RECORDS SHOWN:

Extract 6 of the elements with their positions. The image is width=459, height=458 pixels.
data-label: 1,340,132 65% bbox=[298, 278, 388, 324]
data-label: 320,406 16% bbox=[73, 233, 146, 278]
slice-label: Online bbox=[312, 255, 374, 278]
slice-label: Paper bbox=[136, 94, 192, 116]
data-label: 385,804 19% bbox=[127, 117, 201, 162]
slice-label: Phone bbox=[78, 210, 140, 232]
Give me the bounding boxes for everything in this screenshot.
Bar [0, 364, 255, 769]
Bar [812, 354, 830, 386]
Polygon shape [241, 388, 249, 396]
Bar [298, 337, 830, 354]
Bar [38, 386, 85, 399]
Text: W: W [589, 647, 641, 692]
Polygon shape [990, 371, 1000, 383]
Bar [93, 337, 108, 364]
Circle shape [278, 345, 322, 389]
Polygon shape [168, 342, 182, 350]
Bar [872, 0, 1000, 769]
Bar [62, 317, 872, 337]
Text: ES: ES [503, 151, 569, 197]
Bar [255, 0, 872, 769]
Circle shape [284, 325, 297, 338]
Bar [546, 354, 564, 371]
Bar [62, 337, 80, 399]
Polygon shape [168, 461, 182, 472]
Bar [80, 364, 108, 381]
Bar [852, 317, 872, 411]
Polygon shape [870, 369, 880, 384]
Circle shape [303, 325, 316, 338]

DO THIS:
Reproduce the entire listing above word for word, keeping every line, number and bracket unchanged.

RESPONSE TO THE TASK:
Extract 6 of the elements with their positions. The image is width=459, height=458 pixels.
data-label: 1,340,132 65% bbox=[298, 278, 388, 324]
data-label: 320,406 16% bbox=[73, 233, 146, 278]
slice-label: Online bbox=[312, 255, 374, 278]
slice-label: Paper bbox=[136, 94, 192, 116]
data-label: 385,804 19% bbox=[127, 117, 201, 162]
slice-label: Phone bbox=[78, 210, 140, 232]
Give me the bounding boxes for everything in this screenshot.
Bar [0, 364, 255, 769]
Bar [812, 354, 830, 386]
Polygon shape [241, 388, 249, 396]
Bar [298, 337, 830, 354]
Bar [38, 386, 85, 399]
Text: W: W [589, 647, 641, 692]
Polygon shape [990, 371, 1000, 383]
Bar [93, 337, 108, 364]
Circle shape [278, 345, 322, 389]
Polygon shape [168, 342, 182, 350]
Bar [872, 0, 1000, 769]
Bar [62, 317, 872, 337]
Text: ES: ES [503, 151, 569, 197]
Bar [255, 0, 872, 769]
Circle shape [284, 325, 297, 338]
Bar [546, 354, 564, 371]
Bar [62, 337, 80, 399]
Polygon shape [168, 461, 182, 472]
Bar [80, 364, 108, 381]
Bar [852, 317, 872, 411]
Polygon shape [870, 369, 880, 384]
Circle shape [303, 325, 316, 338]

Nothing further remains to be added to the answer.